Directive →
Check each line of the data for "شماره" and select those that have it.

Data to process →
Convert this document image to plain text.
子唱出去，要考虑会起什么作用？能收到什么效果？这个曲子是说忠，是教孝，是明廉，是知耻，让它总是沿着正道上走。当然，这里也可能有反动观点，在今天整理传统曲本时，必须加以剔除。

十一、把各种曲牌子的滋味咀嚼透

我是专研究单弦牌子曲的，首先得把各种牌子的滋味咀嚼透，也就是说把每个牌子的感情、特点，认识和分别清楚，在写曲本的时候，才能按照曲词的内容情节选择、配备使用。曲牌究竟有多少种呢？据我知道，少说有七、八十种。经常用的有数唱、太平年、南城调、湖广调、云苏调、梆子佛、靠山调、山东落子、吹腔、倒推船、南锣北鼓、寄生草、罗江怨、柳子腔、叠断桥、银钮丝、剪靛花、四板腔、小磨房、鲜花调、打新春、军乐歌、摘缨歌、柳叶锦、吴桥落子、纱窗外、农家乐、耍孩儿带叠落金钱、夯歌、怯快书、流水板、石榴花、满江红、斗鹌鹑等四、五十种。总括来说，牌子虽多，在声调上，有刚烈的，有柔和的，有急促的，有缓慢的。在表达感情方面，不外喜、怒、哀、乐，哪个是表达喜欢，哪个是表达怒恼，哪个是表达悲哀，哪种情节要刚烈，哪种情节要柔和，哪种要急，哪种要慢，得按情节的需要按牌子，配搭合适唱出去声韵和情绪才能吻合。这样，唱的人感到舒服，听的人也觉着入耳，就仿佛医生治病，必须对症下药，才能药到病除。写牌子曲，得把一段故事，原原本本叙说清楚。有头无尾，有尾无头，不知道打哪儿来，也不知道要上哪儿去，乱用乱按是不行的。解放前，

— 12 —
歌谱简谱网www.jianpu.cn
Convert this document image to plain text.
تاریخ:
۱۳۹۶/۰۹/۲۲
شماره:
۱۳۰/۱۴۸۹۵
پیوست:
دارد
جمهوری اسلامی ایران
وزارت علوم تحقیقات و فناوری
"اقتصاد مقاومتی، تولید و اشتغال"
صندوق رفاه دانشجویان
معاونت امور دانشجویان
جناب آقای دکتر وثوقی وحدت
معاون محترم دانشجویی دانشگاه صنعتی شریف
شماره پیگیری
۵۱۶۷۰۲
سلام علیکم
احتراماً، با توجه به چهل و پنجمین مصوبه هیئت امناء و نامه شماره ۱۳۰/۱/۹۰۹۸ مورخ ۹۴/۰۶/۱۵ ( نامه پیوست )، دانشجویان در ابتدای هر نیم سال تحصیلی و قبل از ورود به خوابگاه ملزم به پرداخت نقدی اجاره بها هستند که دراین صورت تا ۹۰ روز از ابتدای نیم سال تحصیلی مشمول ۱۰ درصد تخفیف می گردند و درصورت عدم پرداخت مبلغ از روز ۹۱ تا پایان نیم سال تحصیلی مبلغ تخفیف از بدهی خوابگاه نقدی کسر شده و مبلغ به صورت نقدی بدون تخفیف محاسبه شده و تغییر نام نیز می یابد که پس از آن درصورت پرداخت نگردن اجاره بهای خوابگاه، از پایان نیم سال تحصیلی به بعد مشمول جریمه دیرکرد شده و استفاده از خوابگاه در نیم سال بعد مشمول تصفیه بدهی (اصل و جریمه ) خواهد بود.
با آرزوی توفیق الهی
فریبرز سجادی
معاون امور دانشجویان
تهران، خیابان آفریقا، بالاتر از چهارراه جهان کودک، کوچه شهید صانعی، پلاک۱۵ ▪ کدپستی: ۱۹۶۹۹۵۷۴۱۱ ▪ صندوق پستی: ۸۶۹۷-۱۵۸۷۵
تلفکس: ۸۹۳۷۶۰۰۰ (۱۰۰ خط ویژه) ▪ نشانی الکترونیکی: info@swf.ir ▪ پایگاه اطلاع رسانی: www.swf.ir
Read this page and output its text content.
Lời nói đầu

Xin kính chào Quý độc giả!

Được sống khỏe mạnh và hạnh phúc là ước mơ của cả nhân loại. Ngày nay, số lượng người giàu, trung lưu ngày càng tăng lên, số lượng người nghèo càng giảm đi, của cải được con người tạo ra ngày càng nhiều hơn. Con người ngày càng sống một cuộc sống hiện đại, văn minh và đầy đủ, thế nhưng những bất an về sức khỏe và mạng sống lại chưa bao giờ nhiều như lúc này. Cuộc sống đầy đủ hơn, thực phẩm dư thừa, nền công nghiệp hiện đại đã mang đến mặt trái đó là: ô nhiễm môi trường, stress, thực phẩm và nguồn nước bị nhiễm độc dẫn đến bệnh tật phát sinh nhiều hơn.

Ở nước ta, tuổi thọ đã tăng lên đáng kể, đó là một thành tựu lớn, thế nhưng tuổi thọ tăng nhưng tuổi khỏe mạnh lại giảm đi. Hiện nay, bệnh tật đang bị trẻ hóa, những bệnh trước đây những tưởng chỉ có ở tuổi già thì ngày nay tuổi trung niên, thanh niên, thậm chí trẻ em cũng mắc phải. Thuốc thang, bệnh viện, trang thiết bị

Exercise answer →
شماره:
شماره پیگیری
احتراماً، با توجه به چهل و پنجمین مصوبه هیئت امناء و نامه شماره ۱۳۰/۱/۹۰۹۸ مورخ ۹۴/۰۶/۱۵ ( نامه پیوست )، دانشجویان در ابتدای هر نیم سال تحصیلی و قبل از ورود به خوابگاه ملزم به پرداخت نقدی اجاره بها هستند که دراین صورت تا ۹۰ روز از ابتدای نیم سال تحصیلی مشمول ۱۰ درصد تخفیف می گردند و درصورت عدم پرداخت مبلغ از روز ۹۱ تا پایان نیم سال تحصیلی مبلغ تخفیف از بدهی خوابگاه نقدی کسر شده و مبلغ به صورت نقدی بدون تخفیف محاسبه شده و تغییر نام نیز می یابد که پس از آن درصورت پرداخت نگردن اجاره بهای خوابگاه، از پایان نیم سال تحصیلی به بعد مشمول جریمه دیرکرد شده و استفاده از خوابگاه در نیم سال بعد مشمول تصفیه بدهی (اصل و جریمه ) خواهد بود.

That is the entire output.